DOCUMENT PASSAGE:
=== Begin Enclosure ===

I’m not a stan for Emily Oster, but I agree with a lot of what’s she said, and that protean article is especially stupid. One of the article’s primary criticisms is that EO adopts cost-benefit analysis that rejects the precautionary principle. This complaint is completely ridiculous in the context of school closings because both sides have potentially very large costs! School closings would very obviously lead to a decline in student learning. And keeping schools open would very obviously allow school-based transmission. [I don’t know the extent to which school-based transmission would be greater than the transmission that would occur outside of school if schools were closed. But assume that school openings would cause a net increase in virus transmission, so it represents a cost to opening.]
Why would a “precautionary principle” approach be different from a cost-benefit approach? I guess a precautionary principle approach would say, simultaneously:
We should be really cautious before we take any actions that are likely to cause material harm to children’s learning.
We should be really cautious before we take any actions that would likely increase virus spread.
But those two are obviously in conflict, so you have to make an assessment about which goal is more important, and how to weigh the two goals. That’s literally cost-benefit analysis! This critique makes no sense at all.
It also focuses on EO’s statement about vaccines for 4-year olds, as if that was a radical opinion, rather than being consistent with the FDA’s official position. Does the precautionary principle lead to approving vaccines for kids regardless of the balance between efficacy and safety? The entire article is bizarre.
Everyone was willing to talk about the costs of distance learning. But that’s a talk that has to happen in the context of actual facts and not corporate think-tank nonsense about kids magically not spreading COVID to their grandparents.
Yes, that’s the rub. The chance of kids dying in school does not really fit into a public policy discussion (cf school shootings). So “fact free” viewpoints are espoused and anybody can do so (cf Emily Oster).
I disagree with that. Emily Oster’s ideas or policy pushes weren’t fact free. She used, or attempted to use studies, white papers, etc to prove her thesis because those are the currency in use in upper class technocracy. That’s the main thrust of the complaint, that she was intentionally being shoddy with the actual data to get to the conclusion she and a lot of people wanted.
Exactly. She was an economist who the media decided was credible on this subject almost entirely because she was promoting an agenda that would greatly benefit our wealthy overlords.
This seemed pretty obvious at the time imo, but it’s even more so now that the financial backing has come out.
Just talked with my mechanic. He and his adult son both had serious Covid last fall. They even gave the son last rites. Both OK now. Both had mRNA 2 doses with appointments the next week for boosters. Both doing ok now. The owner is prolly about 70 and is def not overweight. The son is prolly mid 30s. Big guy but certainly not obese. Assume neither would have made it without their original vaccinations. They got antibodies as well. Since the son got last rites, assume he was on a vent?

=== End Enclosure ===

INFORMATION PROVIDED:
=== Begin Enclosure ===

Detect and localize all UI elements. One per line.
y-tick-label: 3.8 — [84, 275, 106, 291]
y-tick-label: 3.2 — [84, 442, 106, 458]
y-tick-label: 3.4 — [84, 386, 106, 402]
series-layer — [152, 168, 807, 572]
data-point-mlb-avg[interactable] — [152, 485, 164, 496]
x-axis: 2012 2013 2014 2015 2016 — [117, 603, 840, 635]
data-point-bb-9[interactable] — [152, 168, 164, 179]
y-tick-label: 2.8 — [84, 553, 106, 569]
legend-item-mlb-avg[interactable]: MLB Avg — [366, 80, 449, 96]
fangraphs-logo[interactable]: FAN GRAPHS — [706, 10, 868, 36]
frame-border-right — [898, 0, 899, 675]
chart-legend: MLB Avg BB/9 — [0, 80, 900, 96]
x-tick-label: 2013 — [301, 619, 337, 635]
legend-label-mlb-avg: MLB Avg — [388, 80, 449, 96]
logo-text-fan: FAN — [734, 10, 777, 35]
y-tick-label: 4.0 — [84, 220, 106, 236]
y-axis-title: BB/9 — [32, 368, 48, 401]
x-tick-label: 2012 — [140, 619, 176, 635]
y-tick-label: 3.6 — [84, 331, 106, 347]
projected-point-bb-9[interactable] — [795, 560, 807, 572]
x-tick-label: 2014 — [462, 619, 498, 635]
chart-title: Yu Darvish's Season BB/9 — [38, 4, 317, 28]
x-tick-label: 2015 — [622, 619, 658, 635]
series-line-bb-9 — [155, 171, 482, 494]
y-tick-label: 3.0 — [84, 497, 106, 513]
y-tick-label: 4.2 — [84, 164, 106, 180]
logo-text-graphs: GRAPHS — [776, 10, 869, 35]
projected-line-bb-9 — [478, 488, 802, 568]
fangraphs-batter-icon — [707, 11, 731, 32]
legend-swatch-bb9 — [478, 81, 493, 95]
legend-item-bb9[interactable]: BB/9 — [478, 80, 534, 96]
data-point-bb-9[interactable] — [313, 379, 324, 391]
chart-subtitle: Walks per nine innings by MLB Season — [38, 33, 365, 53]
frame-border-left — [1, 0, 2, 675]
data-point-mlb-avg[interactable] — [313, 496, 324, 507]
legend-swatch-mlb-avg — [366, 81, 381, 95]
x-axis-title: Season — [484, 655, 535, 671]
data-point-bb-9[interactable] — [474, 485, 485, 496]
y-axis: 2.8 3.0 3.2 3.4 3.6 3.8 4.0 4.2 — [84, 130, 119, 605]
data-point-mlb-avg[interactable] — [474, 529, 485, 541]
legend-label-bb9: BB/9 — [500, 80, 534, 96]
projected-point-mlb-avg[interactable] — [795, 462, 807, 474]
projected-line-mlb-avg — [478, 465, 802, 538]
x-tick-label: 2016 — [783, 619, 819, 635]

=== End Enclosure ===

QUESTIONS:
- A) According to the discussion of Emily Oster, what official position was her statement about vaccines for 4-year-olds consistent with?
- B) Say whether each statement agrees with the discussion of Emily Oster, answering yes or no and quoting the words that decide it: (i) The first writer calls themself a stan for Emily Oster. (ii) The mechanic's son was given last rites. (iii) The mechanic is described as overweight.
- C) From the Emily Oster discussion, extract the passage between "This seemed pretty" and "was on a vent?", inclusive.

EXPECTED RESPONSES:
- A) The FDA’s official position.

- B)
(i) No: "I’m not a stan for Emily Oster"
(ii) Yes: "They even gave the son last rites."
(iii) No: "is def not overweight"

- C)
This seemed pretty obvious at the time imo, but it’s even more so now that the financial backing has come out.
Just talked with my mechanic. He and his adult son both had serious Covid last fall. They even gave the son last rites. Both OK now. Both had mRNA 2 doses with appointments the next week for boosters. Both doing ok now. The owner is prolly about 70 and is def not overweight. The son is prolly mid 30s. Big guy but certainly not obese. Assume neither would have made it without their original vaccinations. They got antibodies as well. Since the son got last rites, assume he was on a vent?